[WHAT THE TASK REQUIRES]
Within the data that follows, how many lines carry the string "face"? Give the number alone.

>> begin DATA FOR THIS TASK

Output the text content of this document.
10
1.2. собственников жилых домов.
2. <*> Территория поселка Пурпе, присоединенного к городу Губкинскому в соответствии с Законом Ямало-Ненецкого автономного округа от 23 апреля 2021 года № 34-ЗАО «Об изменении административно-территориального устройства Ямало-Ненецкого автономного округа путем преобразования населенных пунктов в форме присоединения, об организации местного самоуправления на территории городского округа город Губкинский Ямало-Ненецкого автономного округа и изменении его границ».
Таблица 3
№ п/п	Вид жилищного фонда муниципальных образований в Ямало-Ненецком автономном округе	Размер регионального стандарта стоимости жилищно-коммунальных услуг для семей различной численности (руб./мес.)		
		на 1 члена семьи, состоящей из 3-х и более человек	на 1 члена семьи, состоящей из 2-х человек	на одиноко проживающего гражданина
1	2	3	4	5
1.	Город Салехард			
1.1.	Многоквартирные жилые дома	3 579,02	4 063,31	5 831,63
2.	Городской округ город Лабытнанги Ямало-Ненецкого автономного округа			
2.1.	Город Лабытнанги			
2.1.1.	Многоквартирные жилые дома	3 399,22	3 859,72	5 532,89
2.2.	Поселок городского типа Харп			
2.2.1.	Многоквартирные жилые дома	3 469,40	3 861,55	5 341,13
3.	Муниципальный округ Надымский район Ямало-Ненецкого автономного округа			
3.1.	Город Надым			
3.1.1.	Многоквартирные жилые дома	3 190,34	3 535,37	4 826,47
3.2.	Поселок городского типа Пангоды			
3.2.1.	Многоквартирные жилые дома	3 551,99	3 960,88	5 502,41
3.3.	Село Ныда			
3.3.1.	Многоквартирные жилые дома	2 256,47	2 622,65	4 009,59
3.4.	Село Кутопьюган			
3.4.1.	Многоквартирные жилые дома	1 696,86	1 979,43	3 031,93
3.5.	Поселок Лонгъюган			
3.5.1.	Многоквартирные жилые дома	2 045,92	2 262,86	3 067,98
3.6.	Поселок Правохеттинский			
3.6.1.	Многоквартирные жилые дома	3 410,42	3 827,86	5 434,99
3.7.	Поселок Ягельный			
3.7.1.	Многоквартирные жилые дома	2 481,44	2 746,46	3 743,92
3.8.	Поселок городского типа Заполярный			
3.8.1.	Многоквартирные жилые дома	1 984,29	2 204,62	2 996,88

>> end DATA FOR THIS TASK
>> begin DATA FOR THIS TASK

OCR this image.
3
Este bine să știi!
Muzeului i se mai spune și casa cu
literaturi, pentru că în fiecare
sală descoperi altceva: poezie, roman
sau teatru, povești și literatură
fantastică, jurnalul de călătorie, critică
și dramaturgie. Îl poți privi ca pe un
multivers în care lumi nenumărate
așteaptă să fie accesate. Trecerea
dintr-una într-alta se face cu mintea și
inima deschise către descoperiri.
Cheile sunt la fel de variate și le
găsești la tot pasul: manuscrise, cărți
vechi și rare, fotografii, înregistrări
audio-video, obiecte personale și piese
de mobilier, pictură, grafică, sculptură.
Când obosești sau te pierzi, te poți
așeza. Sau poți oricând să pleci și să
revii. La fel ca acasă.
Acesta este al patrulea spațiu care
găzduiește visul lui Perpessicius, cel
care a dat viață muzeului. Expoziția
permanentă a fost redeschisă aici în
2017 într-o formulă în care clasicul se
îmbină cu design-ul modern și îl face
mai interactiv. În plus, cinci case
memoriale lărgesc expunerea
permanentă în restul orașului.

>> end DATA FOR THIS TASK

[SOLUTION FOR THIS PROBLEM]
2